From the entries that follow, list every line in which the string "arbeider" appears.
────────
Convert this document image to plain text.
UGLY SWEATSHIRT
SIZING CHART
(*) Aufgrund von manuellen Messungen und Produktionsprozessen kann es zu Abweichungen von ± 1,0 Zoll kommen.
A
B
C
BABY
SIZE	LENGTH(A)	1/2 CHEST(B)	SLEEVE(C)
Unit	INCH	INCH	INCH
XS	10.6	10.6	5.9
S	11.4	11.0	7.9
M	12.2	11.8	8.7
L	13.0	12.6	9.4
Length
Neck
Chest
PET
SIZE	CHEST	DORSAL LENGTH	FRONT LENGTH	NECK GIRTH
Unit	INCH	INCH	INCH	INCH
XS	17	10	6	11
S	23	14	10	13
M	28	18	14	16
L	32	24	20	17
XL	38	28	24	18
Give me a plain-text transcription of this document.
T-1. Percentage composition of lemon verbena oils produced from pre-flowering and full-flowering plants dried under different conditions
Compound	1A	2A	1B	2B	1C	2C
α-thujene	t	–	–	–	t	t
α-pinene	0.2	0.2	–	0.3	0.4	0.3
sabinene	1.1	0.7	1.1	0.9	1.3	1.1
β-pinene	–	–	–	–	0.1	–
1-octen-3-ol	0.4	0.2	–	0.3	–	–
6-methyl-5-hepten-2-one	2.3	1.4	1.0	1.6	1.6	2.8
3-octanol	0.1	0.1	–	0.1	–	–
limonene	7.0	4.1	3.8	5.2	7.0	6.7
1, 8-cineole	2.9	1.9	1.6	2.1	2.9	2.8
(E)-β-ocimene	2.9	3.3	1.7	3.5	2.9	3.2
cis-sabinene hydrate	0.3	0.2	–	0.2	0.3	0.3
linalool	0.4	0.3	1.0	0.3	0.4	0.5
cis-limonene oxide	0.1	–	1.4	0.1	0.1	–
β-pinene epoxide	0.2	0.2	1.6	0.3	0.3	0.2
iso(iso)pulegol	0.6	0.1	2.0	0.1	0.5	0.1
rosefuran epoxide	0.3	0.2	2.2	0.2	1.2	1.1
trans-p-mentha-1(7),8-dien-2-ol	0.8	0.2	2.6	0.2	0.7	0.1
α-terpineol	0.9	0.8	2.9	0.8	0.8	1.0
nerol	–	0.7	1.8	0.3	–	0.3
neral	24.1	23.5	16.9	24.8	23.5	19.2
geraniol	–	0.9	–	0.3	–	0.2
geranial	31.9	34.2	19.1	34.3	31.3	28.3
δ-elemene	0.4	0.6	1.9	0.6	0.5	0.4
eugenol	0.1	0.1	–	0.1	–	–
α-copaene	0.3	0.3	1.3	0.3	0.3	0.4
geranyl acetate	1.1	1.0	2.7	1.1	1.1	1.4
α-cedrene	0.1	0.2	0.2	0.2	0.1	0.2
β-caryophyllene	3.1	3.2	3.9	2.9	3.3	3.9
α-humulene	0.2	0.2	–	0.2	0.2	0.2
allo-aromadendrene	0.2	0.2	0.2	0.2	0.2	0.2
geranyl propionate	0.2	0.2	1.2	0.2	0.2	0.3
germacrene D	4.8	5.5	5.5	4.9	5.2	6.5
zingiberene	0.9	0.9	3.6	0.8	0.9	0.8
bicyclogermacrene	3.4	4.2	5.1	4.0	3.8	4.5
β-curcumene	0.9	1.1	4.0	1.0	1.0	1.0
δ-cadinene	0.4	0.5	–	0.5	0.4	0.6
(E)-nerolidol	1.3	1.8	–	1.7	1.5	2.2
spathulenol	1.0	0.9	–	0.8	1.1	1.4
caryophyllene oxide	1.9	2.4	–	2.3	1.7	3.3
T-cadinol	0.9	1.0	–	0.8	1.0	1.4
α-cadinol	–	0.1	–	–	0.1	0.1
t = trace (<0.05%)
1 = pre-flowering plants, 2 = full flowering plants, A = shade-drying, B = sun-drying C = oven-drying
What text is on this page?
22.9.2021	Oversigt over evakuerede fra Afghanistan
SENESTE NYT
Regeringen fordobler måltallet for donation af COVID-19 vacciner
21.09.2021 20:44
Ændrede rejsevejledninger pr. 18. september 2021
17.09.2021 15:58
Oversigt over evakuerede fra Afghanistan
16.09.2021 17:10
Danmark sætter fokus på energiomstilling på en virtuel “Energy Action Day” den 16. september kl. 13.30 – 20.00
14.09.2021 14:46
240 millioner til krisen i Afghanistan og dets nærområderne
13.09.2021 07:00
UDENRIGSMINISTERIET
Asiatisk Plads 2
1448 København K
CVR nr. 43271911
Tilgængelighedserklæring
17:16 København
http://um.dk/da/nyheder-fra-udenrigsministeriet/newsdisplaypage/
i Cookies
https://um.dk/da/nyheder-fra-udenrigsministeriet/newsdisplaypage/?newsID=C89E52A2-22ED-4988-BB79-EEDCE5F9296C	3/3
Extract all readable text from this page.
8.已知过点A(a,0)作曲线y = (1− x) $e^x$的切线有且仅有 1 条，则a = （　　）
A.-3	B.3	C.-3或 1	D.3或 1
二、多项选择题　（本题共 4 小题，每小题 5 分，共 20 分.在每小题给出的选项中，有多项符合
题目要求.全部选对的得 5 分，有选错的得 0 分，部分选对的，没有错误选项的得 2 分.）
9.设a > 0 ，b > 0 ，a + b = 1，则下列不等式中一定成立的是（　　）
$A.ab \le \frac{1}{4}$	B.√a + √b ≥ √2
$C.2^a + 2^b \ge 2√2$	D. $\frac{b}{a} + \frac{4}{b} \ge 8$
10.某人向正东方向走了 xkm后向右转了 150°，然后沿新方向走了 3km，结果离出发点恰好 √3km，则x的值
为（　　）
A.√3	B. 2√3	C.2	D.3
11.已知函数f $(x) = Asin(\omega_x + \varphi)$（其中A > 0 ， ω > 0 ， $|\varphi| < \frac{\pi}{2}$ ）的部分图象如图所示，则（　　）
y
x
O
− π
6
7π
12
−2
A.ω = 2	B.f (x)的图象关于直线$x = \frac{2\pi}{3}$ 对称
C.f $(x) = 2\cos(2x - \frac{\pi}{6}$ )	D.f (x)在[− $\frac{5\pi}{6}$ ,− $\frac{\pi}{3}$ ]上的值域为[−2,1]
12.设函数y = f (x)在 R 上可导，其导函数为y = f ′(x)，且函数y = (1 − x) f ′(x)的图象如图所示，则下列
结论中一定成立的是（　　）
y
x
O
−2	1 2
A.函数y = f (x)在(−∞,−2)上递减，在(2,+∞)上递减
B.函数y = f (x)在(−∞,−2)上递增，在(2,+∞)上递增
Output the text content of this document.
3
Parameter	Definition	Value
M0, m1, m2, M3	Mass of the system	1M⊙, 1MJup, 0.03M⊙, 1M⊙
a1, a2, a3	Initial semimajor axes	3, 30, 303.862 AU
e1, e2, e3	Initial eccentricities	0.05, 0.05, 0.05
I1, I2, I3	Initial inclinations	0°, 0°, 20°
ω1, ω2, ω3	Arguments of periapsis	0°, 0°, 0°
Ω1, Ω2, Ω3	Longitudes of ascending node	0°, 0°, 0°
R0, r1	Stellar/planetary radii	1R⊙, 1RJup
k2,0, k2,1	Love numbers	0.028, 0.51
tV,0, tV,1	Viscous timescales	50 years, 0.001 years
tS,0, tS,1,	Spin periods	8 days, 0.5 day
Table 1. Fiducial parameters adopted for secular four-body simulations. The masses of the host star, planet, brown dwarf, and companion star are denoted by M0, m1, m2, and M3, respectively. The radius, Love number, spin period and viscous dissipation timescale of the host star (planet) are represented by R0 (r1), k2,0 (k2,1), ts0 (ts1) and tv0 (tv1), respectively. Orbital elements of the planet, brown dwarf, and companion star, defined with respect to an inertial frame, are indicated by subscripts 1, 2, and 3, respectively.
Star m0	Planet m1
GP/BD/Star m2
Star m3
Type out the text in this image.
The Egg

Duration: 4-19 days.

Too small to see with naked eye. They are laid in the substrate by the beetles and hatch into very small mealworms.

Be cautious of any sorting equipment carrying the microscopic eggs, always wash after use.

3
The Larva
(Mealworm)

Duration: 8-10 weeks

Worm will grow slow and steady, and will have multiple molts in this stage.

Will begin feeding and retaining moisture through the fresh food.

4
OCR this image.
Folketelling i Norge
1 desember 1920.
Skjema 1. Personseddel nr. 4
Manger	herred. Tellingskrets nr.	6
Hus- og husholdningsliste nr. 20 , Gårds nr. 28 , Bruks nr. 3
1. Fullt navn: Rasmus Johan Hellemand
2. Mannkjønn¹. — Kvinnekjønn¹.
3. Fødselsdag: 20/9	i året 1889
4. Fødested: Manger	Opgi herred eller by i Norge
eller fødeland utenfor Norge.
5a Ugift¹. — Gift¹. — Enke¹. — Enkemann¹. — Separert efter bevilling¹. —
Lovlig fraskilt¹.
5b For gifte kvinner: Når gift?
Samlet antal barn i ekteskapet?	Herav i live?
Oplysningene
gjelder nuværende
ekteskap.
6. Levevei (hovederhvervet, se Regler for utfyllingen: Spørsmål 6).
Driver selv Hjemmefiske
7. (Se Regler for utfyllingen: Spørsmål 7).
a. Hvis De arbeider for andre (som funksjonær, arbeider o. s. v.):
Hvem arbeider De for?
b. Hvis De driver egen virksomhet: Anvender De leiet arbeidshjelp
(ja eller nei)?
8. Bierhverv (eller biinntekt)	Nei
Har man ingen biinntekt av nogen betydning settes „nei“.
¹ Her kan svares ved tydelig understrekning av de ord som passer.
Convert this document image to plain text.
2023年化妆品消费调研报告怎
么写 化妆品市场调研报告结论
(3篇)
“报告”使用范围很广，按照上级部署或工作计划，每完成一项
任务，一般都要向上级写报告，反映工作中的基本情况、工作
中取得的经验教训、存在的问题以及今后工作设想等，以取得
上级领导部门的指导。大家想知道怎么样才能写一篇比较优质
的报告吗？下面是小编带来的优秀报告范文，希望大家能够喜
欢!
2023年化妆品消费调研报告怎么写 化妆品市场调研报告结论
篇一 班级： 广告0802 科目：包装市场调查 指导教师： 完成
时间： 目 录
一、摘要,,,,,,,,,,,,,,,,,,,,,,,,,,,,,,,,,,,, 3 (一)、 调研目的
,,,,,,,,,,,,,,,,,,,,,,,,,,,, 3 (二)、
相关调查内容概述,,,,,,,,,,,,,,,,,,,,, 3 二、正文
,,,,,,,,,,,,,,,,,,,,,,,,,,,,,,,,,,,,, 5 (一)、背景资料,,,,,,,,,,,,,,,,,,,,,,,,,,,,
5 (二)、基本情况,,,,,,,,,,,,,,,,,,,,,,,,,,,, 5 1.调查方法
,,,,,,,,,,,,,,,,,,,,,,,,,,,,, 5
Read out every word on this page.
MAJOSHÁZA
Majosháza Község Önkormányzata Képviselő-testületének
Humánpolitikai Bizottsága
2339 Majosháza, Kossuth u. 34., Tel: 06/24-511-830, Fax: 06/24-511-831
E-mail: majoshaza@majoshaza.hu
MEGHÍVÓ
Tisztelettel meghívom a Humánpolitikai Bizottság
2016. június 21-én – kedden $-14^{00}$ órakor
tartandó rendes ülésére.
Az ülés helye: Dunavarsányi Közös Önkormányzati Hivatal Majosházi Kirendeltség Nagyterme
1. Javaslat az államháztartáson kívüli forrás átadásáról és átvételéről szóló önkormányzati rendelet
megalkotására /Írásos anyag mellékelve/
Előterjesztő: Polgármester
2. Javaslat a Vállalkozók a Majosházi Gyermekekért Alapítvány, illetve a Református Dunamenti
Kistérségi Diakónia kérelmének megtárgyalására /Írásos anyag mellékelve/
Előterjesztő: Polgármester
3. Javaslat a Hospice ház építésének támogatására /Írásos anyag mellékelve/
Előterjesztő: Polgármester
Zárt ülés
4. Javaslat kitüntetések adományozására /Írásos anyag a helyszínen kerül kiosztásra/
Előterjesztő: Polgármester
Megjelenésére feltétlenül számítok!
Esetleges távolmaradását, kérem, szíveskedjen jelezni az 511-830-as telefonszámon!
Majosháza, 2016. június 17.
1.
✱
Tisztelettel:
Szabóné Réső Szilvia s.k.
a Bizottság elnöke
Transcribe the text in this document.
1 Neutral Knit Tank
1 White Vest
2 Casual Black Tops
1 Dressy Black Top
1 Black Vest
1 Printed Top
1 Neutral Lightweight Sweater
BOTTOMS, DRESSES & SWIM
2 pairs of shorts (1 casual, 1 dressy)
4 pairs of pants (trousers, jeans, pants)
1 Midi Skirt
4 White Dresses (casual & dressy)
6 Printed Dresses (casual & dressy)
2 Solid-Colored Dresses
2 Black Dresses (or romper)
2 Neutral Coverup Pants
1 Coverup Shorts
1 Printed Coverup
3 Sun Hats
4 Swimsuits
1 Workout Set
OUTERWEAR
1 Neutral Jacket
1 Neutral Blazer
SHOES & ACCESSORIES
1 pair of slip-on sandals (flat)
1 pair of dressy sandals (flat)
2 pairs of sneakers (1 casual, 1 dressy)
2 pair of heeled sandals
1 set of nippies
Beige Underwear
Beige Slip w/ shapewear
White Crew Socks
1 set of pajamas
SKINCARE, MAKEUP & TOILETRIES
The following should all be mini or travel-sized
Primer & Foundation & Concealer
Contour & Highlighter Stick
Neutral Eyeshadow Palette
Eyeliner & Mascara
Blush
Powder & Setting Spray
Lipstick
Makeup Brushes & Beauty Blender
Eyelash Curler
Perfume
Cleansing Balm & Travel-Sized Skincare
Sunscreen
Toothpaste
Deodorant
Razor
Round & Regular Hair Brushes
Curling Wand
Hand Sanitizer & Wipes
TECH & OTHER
────────
**Answer to this exercise:**
a. Hvis De arbeider for andre (som funksjonær, arbeider o. s. v.):
Hvem arbeider De for?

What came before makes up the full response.